• GIVEN RECORDS

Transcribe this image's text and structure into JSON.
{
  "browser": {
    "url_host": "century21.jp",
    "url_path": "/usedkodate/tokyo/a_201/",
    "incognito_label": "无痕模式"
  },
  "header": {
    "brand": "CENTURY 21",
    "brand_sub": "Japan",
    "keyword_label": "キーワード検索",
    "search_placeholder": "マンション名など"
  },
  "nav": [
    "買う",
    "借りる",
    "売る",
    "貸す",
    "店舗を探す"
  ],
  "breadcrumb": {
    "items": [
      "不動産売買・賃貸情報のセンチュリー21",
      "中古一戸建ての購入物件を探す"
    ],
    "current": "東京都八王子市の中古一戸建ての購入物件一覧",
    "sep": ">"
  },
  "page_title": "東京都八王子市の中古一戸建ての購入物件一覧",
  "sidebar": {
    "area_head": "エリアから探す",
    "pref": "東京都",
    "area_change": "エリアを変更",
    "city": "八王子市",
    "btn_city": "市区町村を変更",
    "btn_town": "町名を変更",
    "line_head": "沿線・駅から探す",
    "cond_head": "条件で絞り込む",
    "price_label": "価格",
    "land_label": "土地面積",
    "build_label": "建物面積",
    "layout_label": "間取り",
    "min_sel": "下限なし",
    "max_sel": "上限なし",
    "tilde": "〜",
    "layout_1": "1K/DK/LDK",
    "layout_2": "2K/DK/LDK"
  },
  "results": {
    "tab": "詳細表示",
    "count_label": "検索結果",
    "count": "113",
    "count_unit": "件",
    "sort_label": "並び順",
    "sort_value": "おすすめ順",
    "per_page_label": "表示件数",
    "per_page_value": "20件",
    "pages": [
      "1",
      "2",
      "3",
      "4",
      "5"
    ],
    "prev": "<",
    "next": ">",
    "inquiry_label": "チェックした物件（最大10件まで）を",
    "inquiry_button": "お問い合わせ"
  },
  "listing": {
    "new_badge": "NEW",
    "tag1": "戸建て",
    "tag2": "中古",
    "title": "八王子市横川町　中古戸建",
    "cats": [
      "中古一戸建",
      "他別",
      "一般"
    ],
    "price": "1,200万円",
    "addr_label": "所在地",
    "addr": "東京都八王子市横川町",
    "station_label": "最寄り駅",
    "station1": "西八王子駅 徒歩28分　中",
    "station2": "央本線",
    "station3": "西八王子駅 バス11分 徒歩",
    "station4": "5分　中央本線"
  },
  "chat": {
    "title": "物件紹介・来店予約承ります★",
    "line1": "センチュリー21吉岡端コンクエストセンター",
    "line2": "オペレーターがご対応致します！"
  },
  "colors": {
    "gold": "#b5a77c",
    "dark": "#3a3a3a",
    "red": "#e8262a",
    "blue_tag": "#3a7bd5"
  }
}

• TASK STATEMENT
Return each line of the data exactly as written above.

• SOLUTION TO THE PROBLEM
Transcribe this image's text and structure into JSON.
{
  "browser": {
    "url_host": "century21.jp",
    "url_path": "/usedkodate/tokyo/a_201/",
    "incognito_label": "无痕模式"
  },
  "header": {
    "brand": "CENTURY 21",
    "brand_sub": "Japan",
    "keyword_label": "キーワード検索",
    "search_placeholder": "マンション名など"
  },
  "nav": [
    "買う",
    "借りる",
    "売る",
    "貸す",
    "店舗を探す"
  ],
  "breadcrumb": {
    "items": [
      "不動産売買・賃貸情報のセンチュリー21",
      "中古一戸建ての購入物件を探す"
    ],
    "current": "東京都八王子市の中古一戸建ての購入物件一覧",
    "sep": ">"
  },
  "page_title": "東京都八王子市の中古一戸建ての購入物件一覧",
  "sidebar": {
    "area_head": "エリアから探す",
    "pref": "東京都",
    "area_change": "エリアを変更",
    "city": "八王子市",
    "btn_city": "市区町村を変更",
    "btn_town": "町名を変更",
    "line_head": "沿線・駅から探す",
    "cond_head": "条件で絞り込む",
    "price_label": "価格",
    "land_label": "土地面積",
    "build_label": "建物面積",
    "layout_label": "間取り",
    "min_sel": "下限なし",
    "max_sel": "上限なし",
    "tilde": "〜",
    "layout_1": "1K/DK/LDK",
    "layout_2": "2K/DK/LDK"
  },
  "results": {
    "tab": "詳細表示",
    "count_label": "検索結果",
    "count": "113",
    "count_unit": "件",
    "sort_label": "並び順",
    "sort_value": "おすすめ順",
    "per_page_label": "表示件数",
    "per_page_value": "20件",
    "pages": [
      "1",
      "2",
      "3",
      "4",
      "5"
    ],
    "prev": "<",
    "next": ">",
    "inquiry_label": "チェックした物件（最大10件まで）を",
    "inquiry_button": "お問い合わせ"
  },
  "listing": {
    "new_badge": "NEW",
    "tag1": "戸建て",
    "tag2": "中古",
    "title": "八王子市横川町　中古戸建",
    "cats": [
      "中古一戸建",
      "他別",
      "一般"
    ],
    "price": "1,200万円",
    "addr_label": "所在地",
    "addr": "東京都八王子市横川町",
    "station_label": "最寄り駅",
    "station1": "西八王子駅 徒歩28分　中",
    "station2": "央本線",
    "station3": "西八王子駅 バス11分 徒歩",
    "station4": "5分　中央本線"
  },
  "chat": {
    "title": "物件紹介・来店予約承ります★",
    "line1": "センチュリー21吉岡端コンクエストセンター",
    "line2": "オペレーターがご対応致します！"
  },
  "colors": {
    "gold": "#b5a77c",
    "dark": "#3a3a3a",
    "red": "#e8262a",
    "blue_tag": "#3a7bd5"
  }
}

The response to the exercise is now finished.